> [Supplied data]
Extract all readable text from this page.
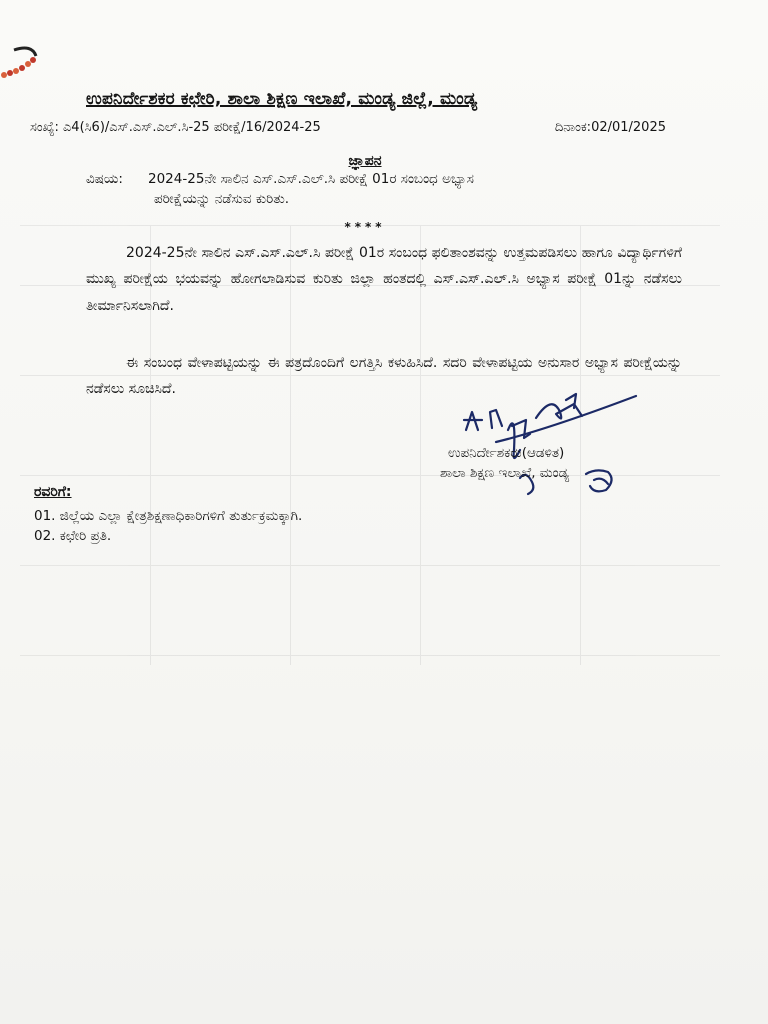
ಉಪನಿರ್ದೇಶಕರ ಕಛೇರಿ, ಶಾಲಾ ಶಿಕ್ಷಣ ಇಲಾಖೆ, ಮಂಡ್ಯ ಜಿಲ್ಲೆ, ಮಂಡ್ಯ
ಸಂಖ್ಯೆ: ಎ4(ಸಿ6)/ಎಸ್.ಎಸ್.ಎಲ್.ಸಿ-25 ಪರೀಕ್ಷೆ/16/2024-25	ದಿನಾಂಕ:02/01/2025
ಜ್ಞಾಪನ
ವಿಷಯ: 2024-25ನೇ ಸಾಲಿನ ಎಸ್.ಎಸ್.ಎಲ್.ಸಿ ಪರೀಕ್ಷೆ 01ರ ಸಂಬಂಧ ಅಭ್ಯಾಸ
ಪರೀಕ್ಷೆಯನ್ನು ನಡೆಸುವ ಕುರಿತು.
****
2024-25ನೇ ಸಾಲಿನ ಎಸ್.ಎಸ್.ಎಲ್.ಸಿ ಪರೀಕ್ಷೆ 01ರ ಸಂಬಂಧ ಫಲಿತಾಂಶವನ್ನು ಉತ್ತಮಪಡಿಸಲು ಹಾಗೂ ವಿದ್ಯಾರ್ಥಿಗಳಿಗೆ ಮುಖ್ಯ ಪರೀಕ್ಷೆಯ ಭಯವನ್ನು ಹೋಗಲಾಡಿಸುವ ಕುರಿತು ಜಿಲ್ಲಾ ಹಂತದಲ್ಲಿ ಎಸ್.ಎಸ್.ಎಲ್.ಸಿ ಅಭ್ಯಾಸ ಪರೀಕ್ಷೆ 01ನ್ನು ನಡೆಸಲು ತೀರ್ಮಾನಿಸಲಾಗಿದೆ.
ಈ ಸಂಬಂಧ ವೇಳಾಪಟ್ಟಿಯನ್ನು ಈ ಪತ್ರದೊಂದಿಗೆ ಲಗತ್ತಿಸಿ ಕಳುಹಿಸಿದೆ. ಸದರಿ ವೇಳಾಪಟ್ಟಿಯ ಅನುಸಾರ ಅಭ್ಯಾಸ ಪರೀಕ್ಷೆಯನ್ನು ನಡೆಸಲು ಸೂಚಿಸಿದೆ.
ಉಪನಿರ್ದೇಶಕರು(ಆಡಳಿತ)
ಶಾಲಾ ಶಿಕ್ಷಣ ಇಲಾಖೆ, ಮಂಡ್ಯ
ರವರಿಗೆ:
01. ಜಿಲ್ಲೆಯ ಎಲ್ಲಾ ಕ್ಷೇತ್ರಶಿಕ್ಷಣಾಧಿಕಾರಿಗಳಿಗೆ ತುರ್ತುಕ್ರಮಕ್ಕಾಗಿ.
02. ಕಛೇರಿ ಪ್ರತಿ.
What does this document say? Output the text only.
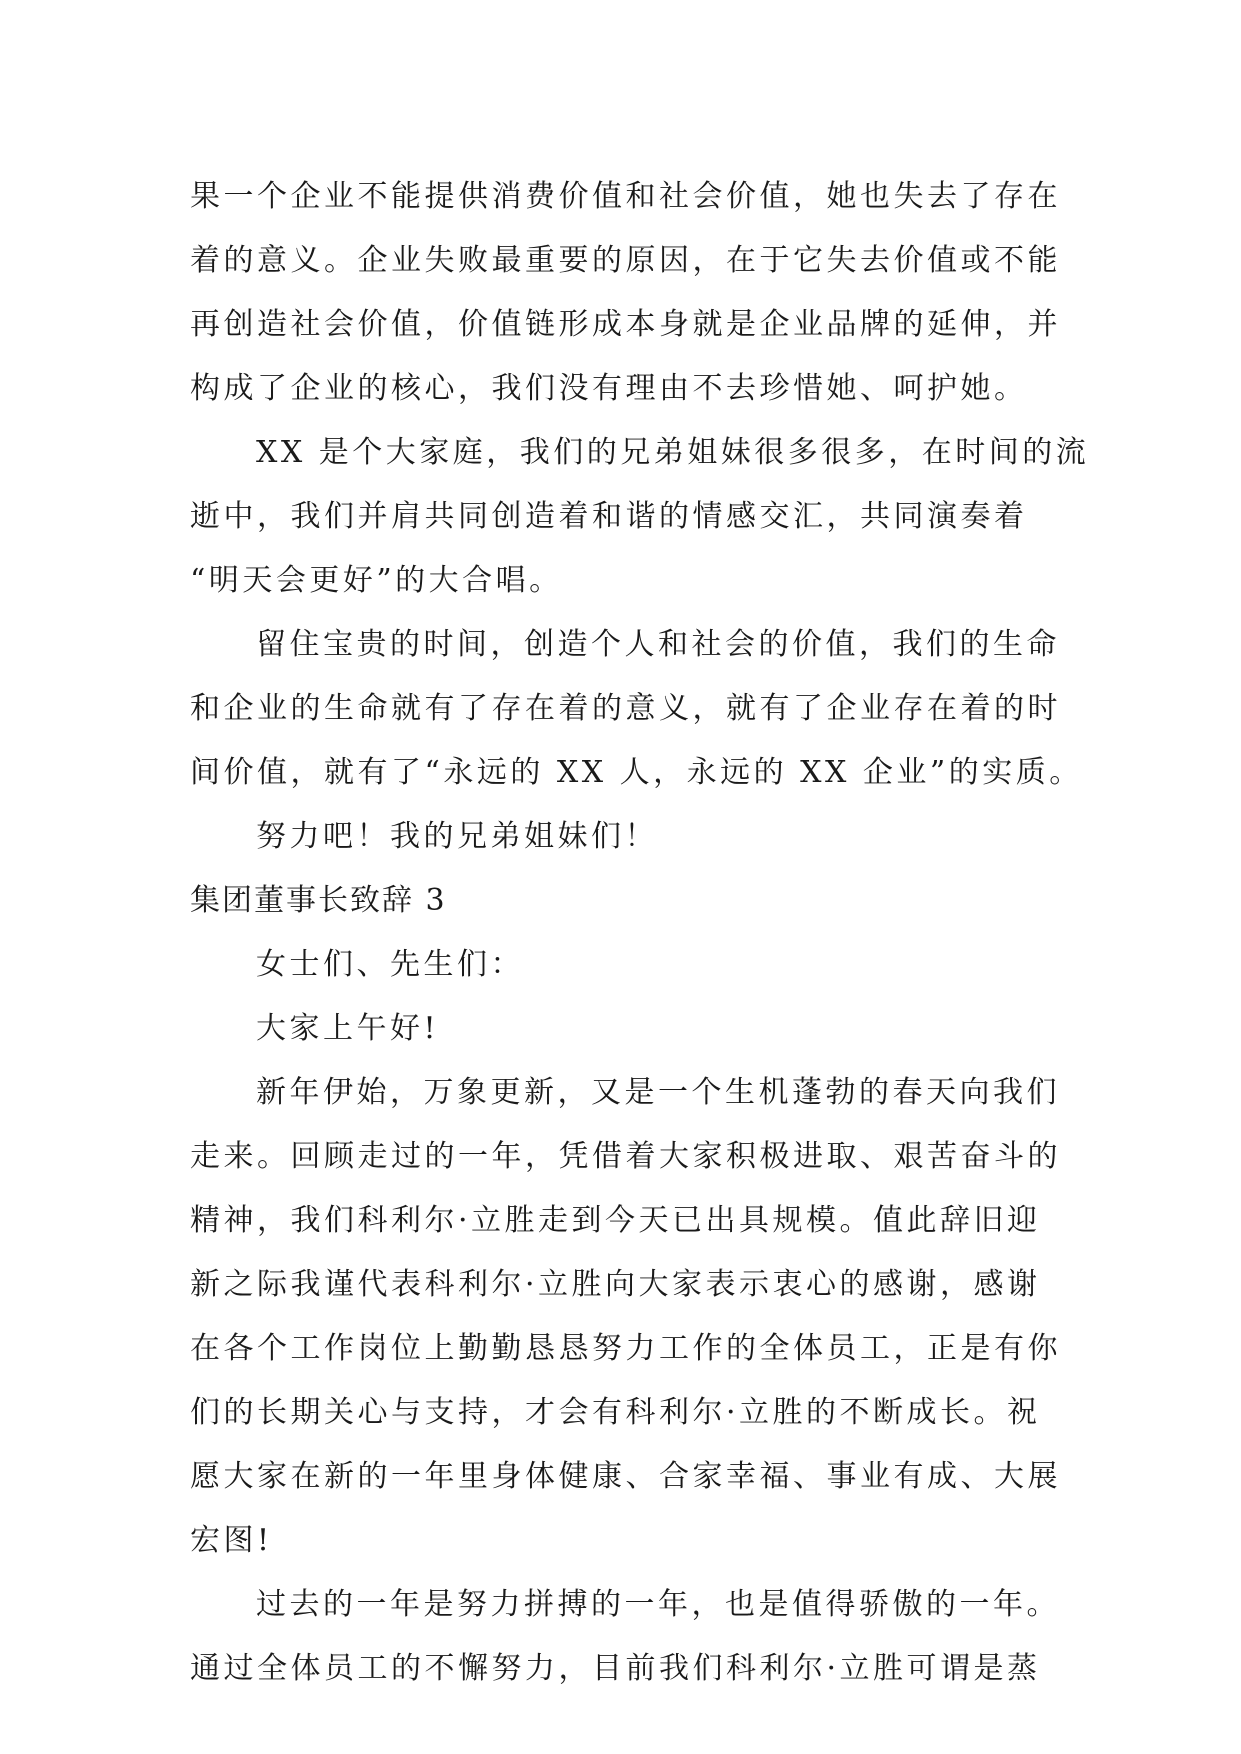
果一个企业不能提供消费价值和社会价值，她也失去了存在
着的意义。企业失败最重要的原因，在于它失去价值或不能
再创造社会价值，价值链形成本身就是企业品牌的延伸，并
构成了企业的核心，我们没有理由不去珍惜她、呵护她。
XX 是个大家庭，我们的兄弟姐妹很多很多，在时间的流
逝中，我们并肩共同创造着和谐的情感交汇，共同演奏着
“明天会更好”的大合唱。
留住宝贵的时间，创造个人和社会的价值，我们的生命
和企业的生命就有了存在着的意义，就有了企业存在着的时
间价值，就有了“永远的 XX 人，永远的 XX 企业”的实质。
努力吧！我的兄弟姐妹们！
集团董事长致辞 3
女士们、先生们：
大家上午好!
新年伊始，万象更新，又是一个生机蓬勃的春天向我们
走来。回顾走过的一年，凭借着大家积极进取、艰苦奋斗的
精神，我们科利尔·立胜走到今天已出具规模。值此辞旧迎
新之际我谨代表科利尔·立胜向大家表示衷心的感谢，感谢
在各个工作岗位上勤勤恳恳努力工作的全体员工，正是有你
们的长期关心与支持，才会有科利尔·立胜的不断成长。祝
愿大家在新的一年里身体健康、合家幸福、事业有成、大展
宏图!
过去的一年是努力拼搏的一年，也是值得骄傲的一年。
通过全体员工的不懈努力，目前我们科利尔·立胜可谓是蒸
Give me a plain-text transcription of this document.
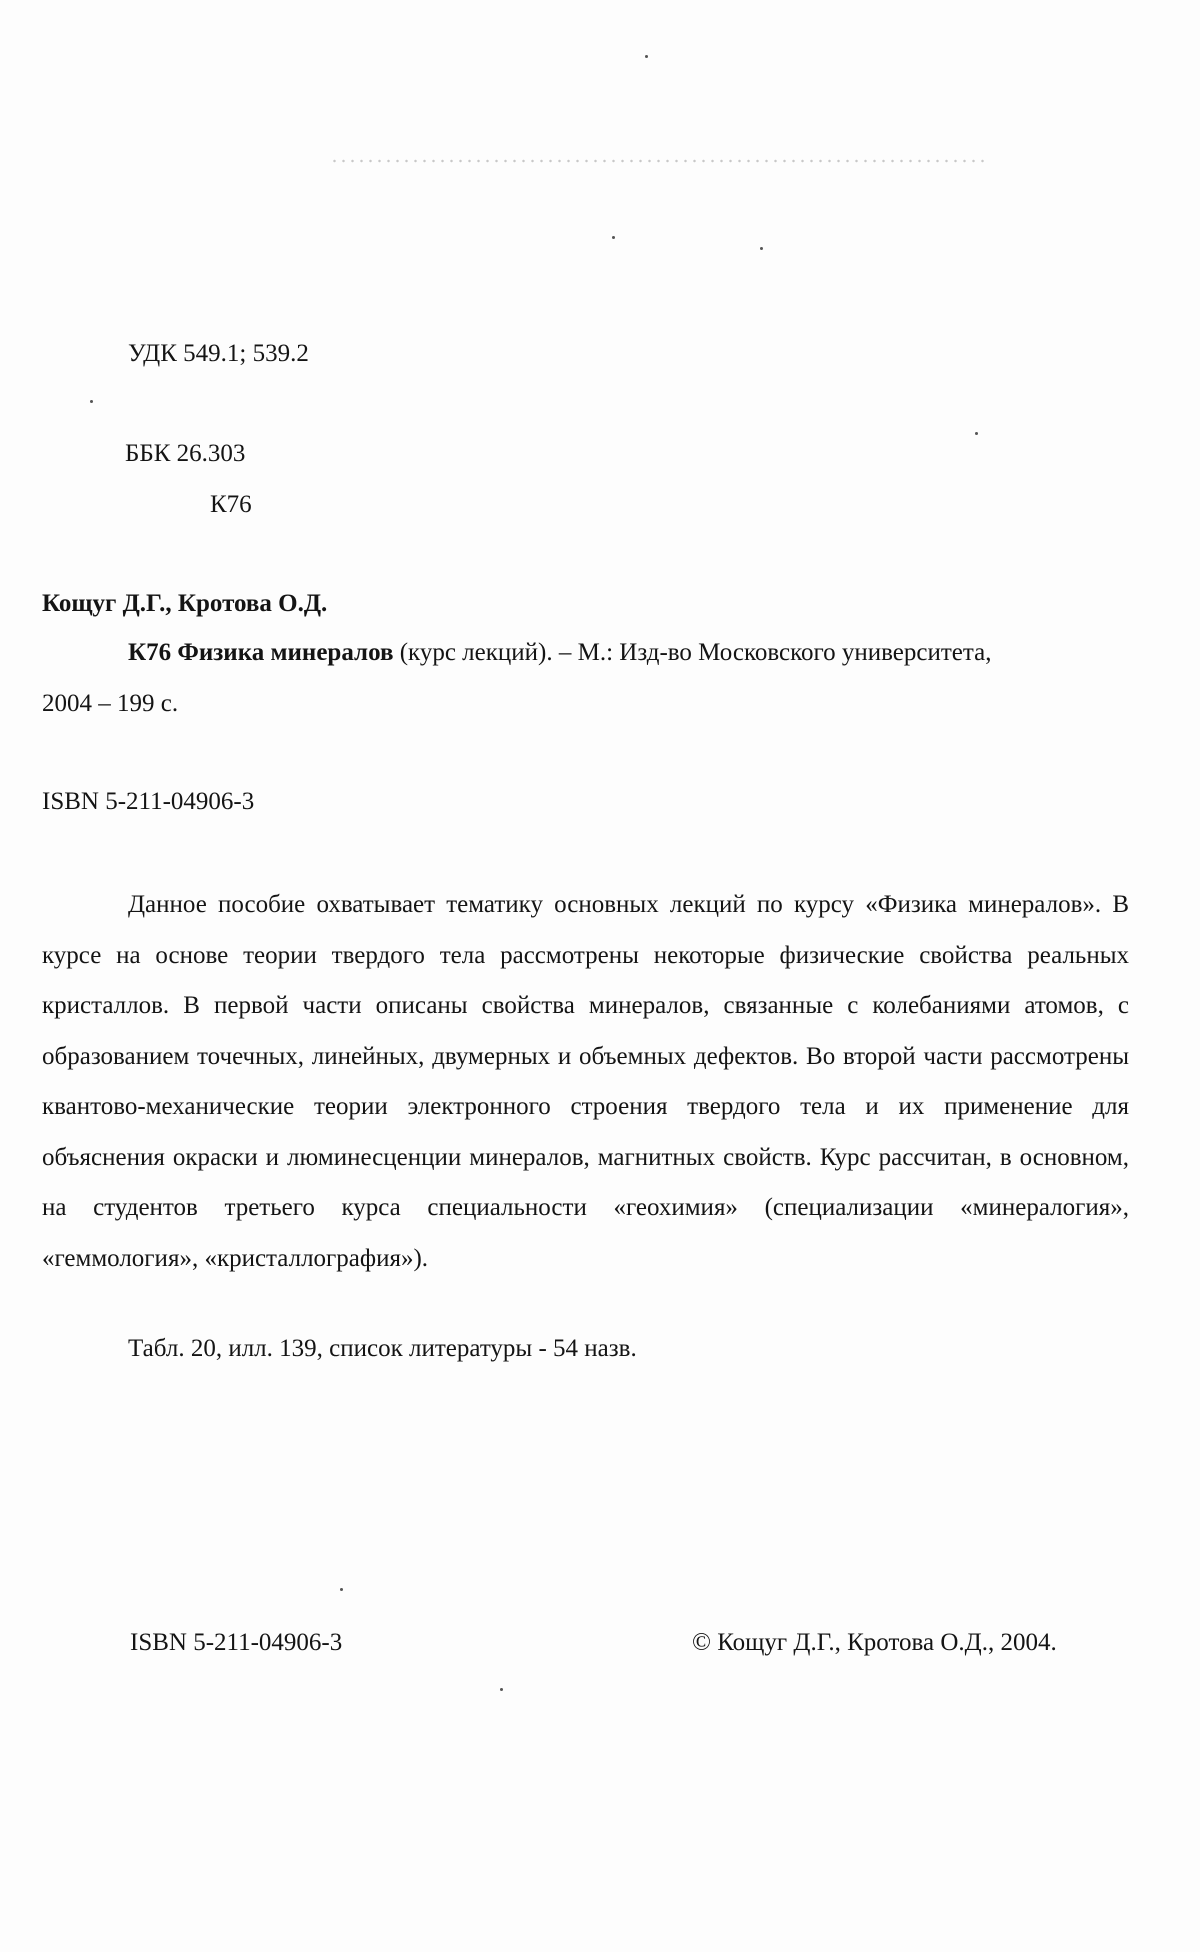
УДК 549.1; 539.2
ББК 26.303
К76
Кощуг Д.Г., Кротова О.Д.
К76 Физика минералов (курс лекций). – М.: Изд-во Московского университета,
2004 – 199 с.
ISBN 5-211-04906-3
Данное пособие охватывает тематику основных лекций по курсу «Физика минералов». В курсе на основе теории твердого тела рассмотрены некоторые физические свойства реальных кристаллов. В первой части описаны свойства минералов, связанные с колебаниями атомов, с образованием точечных, линейных, двумерных и объемных дефектов. Во второй части рассмотрены квантово-механические теории электронного строения твердого тела и их применение для объяснения окраски и люминесценции минералов, магнитных свойств. Курс рассчитан, в основном, на студентов третьего курса специальности «геохимия» (специализации «минералогия», «геммология», «кристаллография»).
Табл. 20, илл. 139, список литературы - 54 назв.
ISBN 5-211-04906-3	© Кощуг Д.Г., Кротова О.Д., 2004.
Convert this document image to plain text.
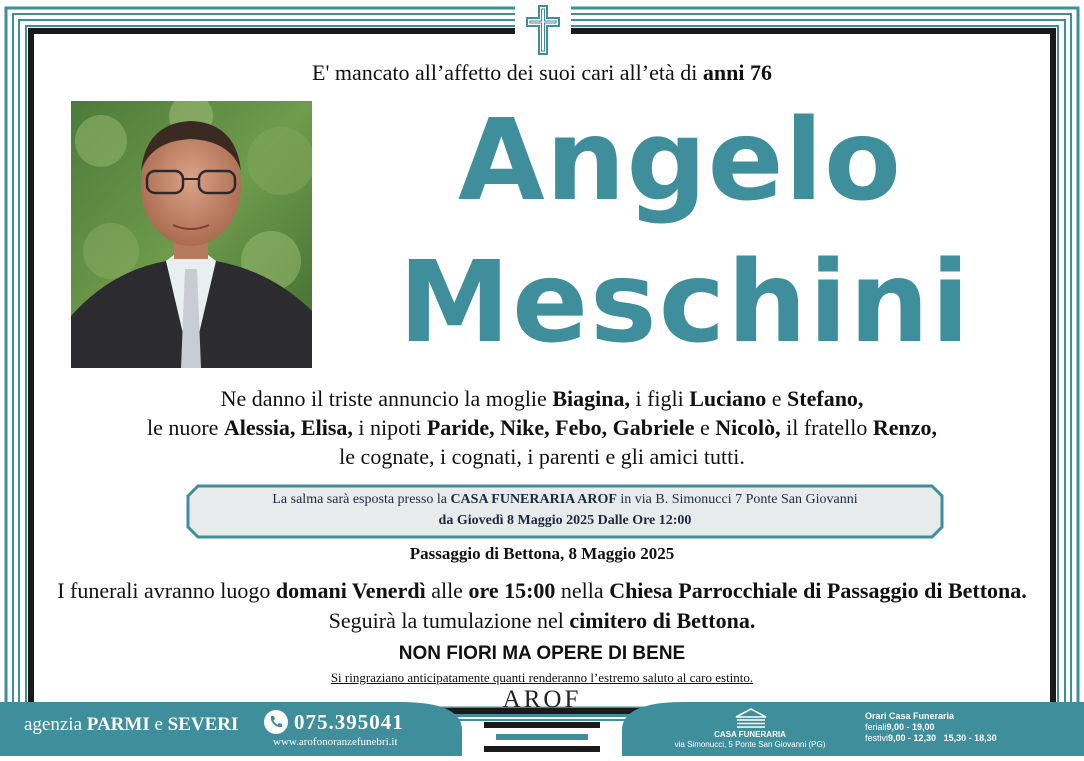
E' mancato all’affetto dei suoi cari all’età di anni 76
Angelo
Meschini
Ne danno il triste annuncio la moglie Biagina, i figli Luciano e Stefano,
le nuore Alessia, Elisa, i nipoti Paride, Nike, Febo, Gabriele e Nicolò, il fratello Renzo,
le cognate, i cognati, i parenti e gli amici tutti.
La salma sarà esposta presso la CASA FUNERARIA AROF in via B. Simonucci 7 Ponte San Giovanni
da Giovedì 8 Maggio 2025 Dalle Ore 12:00
Passaggio di Bettona, 8 Maggio 2025
I funerali avranno luogo domani Venerdì alle ore 15:00 nella Chiesa Parrocchiale di Passaggio di Bettona.
Seguirà la tumulazione nel cimitero di Bettona.
NON FIORI MA OPERE DI BENE
Si ringraziano anticipatamente quanti renderanno l’estremo saluto al caro estinto.
agenzia PARMI e SEVERI	075.395041
www.arofonoranzefunebri.it
AROF
CASA FUNERARIA
via Simonucci, 5 Ponte San Giovanni (PG)
Orari Casa Funeraria
feriali9,00 - 19,00
festivi9,00 - 12,30 15,30 - 18,30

> [Request]
Print every record above exactly as written, leaving out the pictures.

> [Solution to the exercise]
Extract all readable text from this page.
ಉಪನಿರ್ದೇಶಕರ ಕಛೇರಿ, ಶಾಲಾ ಶಿಕ್ಷಣ ಇಲಾಖೆ, ಮಂಡ್ಯ ಜಿಲ್ಲೆ, ಮಂಡ್ಯ
ಸಂಖ್ಯೆ: ಎ4(ಸಿ6)/ಎಸ್.ಎಸ್.ಎಲ್.ಸಿ-25 ಪರೀಕ್ಷೆ/16/2024-25	ದಿನಾಂಕ:02/01/2025
ಜ್ಞಾಪನ
ವಿಷಯ: 2024-25ನೇ ಸಾಲಿನ ಎಸ್.ಎಸ್.ಎಲ್.ಸಿ ಪರೀಕ್ಷೆ 01ರ ಸಂಬಂಧ ಅಭ್ಯಾಸ
ಪರೀಕ್ಷೆಯನ್ನು ನಡೆಸುವ ಕುರಿತು.
****
2024-25ನೇ ಸಾಲಿನ ಎಸ್.ಎಸ್.ಎಲ್.ಸಿ ಪರೀಕ್ಷೆ 01ರ ಸಂಬಂಧ ಫಲಿತಾಂಶವನ್ನು ಉತ್ತಮಪಡಿಸಲು ಹಾಗೂ ವಿದ್ಯಾರ್ಥಿಗಳಿಗೆ ಮುಖ್ಯ ಪರೀಕ್ಷೆಯ ಭಯವನ್ನು ಹೋಗಲಾಡಿಸುವ ಕುರಿತು ಜಿಲ್ಲಾ ಹಂತದಲ್ಲಿ ಎಸ್.ಎಸ್.ಎಲ್.ಸಿ ಅಭ್ಯಾಸ ಪರೀಕ್ಷೆ 01ನ್ನು ನಡೆಸಲು ತೀರ್ಮಾನಿಸಲಾಗಿದೆ.
ಈ ಸಂಬಂಧ ವೇಳಾಪಟ್ಟಿಯನ್ನು ಈ ಪತ್ರದೊಂದಿಗೆ ಲಗತ್ತಿಸಿ ಕಳುಹಿಸಿದೆ. ಸದರಿ ವೇಳಾಪಟ್ಟಿಯ ಅನುಸಾರ ಅಭ್ಯಾಸ ಪರೀಕ್ಷೆಯನ್ನು ನಡೆಸಲು ಸೂಚಿಸಿದೆ.
ಉಪನಿರ್ದೇಶಕರು(ಆಡಳಿತ)
ಶಾಲಾ ಶಿಕ್ಷಣ ಇಲಾಖೆ, ಮಂಡ್ಯ
ರವರಿಗೆ:
01. ಜಿಲ್ಲೆಯ ಎಲ್ಲಾ ಕ್ಷೇತ್ರಶಿಕ್ಷಣಾಧಿಕಾರಿಗಳಿಗೆ ತುರ್ತುಕ್ರಮಕ್ಕಾಗಿ.
02. ಕಛೇರಿ ಪ್ರತಿ.
What does this document say? Output the text only.
果一个企业不能提供消费价值和社会价值，她也失去了存在
着的意义。企业失败最重要的原因，在于它失去价值或不能
再创造社会价值，价值链形成本身就是企业品牌的延伸，并
构成了企业的核心，我们没有理由不去珍惜她、呵护她。
XX 是个大家庭，我们的兄弟姐妹很多很多，在时间的流
逝中，我们并肩共同创造着和谐的情感交汇，共同演奏着
“明天会更好”的大合唱。
留住宝贵的时间，创造个人和社会的价值，我们的生命
和企业的生命就有了存在着的意义，就有了企业存在着的时
间价值，就有了“永远的 XX 人，永远的 XX 企业”的实质。
努力吧！我的兄弟姐妹们！
集团董事长致辞 3
女士们、先生们：
大家上午好!
新年伊始，万象更新，又是一个生机蓬勃的春天向我们
走来。回顾走过的一年，凭借着大家积极进取、艰苦奋斗的
精神，我们科利尔·立胜走到今天已出具规模。值此辞旧迎
新之际我谨代表科利尔·立胜向大家表示衷心的感谢，感谢
在各个工作岗位上勤勤恳恳努力工作的全体员工，正是有你
们的长期关心与支持，才会有科利尔·立胜的不断成长。祝
愿大家在新的一年里身体健康、合家幸福、事业有成、大展
宏图!
过去的一年是努力拼搏的一年，也是值得骄傲的一年。
通过全体员工的不懈努力，目前我们科利尔·立胜可谓是蒸
Give me a plain-text transcription of this document.
УДК 549.1; 539.2
ББК 26.303
К76
Кощуг Д.Г., Кротова О.Д.
К76 Физика минералов (курс лекций). – М.: Изд-во Московского университета,
2004 – 199 с.
ISBN 5-211-04906-3
Данное пособие охватывает тематику основных лекций по курсу «Физика минералов». В курсе на основе теории твердого тела рассмотрены некоторые физические свойства реальных кристаллов. В первой части описаны свойства минералов, связанные с колебаниями атомов, с образованием точечных, линейных, двумерных и объемных дефектов. Во второй части рассмотрены квантово-механические теории электронного строения твердого тела и их применение для объяснения окраски и люминесценции минералов, магнитных свойств. Курс рассчитан, в основном, на студентов третьего курса специальности «геохимия» (специализации «минералогия», «геммология», «кристаллография»).
Табл. 20, илл. 139, список литературы - 54 назв.
ISBN 5-211-04906-3	© Кощуг Д.Г., Кротова О.Д., 2004.
Convert this document image to plain text.
E' mancato all’affetto dei suoi cari all’età di anni 76
Angelo
Meschini
Ne danno il triste annuncio la moglie Biagina, i figli Luciano e Stefano,
le nuore Alessia, Elisa, i nipoti Paride, Nike, Febo, Gabriele e Nicolò, il fratello Renzo,
le cognate, i cognati, i parenti e gli amici tutti.
La salma sarà esposta presso la CASA FUNERARIA AROF in via B. Simonucci 7 Ponte San Giovanni
da Giovedì 8 Maggio 2025 Dalle Ore 12:00
Passaggio di Bettona, 8 Maggio 2025
I funerali avranno luogo domani Venerdì alle ore 15:00 nella Chiesa Parrocchiale di Passaggio di Bettona.
Seguirà la tumulazione nel cimitero di Bettona.
NON FIORI MA OPERE DI BENE
Si ringraziano anticipatamente quanti renderanno l’estremo saluto al caro estinto.
agenzia PARMI e SEVERI	075.395041
www.arofonoranzefunebri.it
AROF
CASA FUNERARIA
via Simonucci, 5 Ponte San Giovanni (PG)
Orari Casa Funeraria
feriali9,00 - 19,00
festivi9,00 - 12,30 15,30 - 18,30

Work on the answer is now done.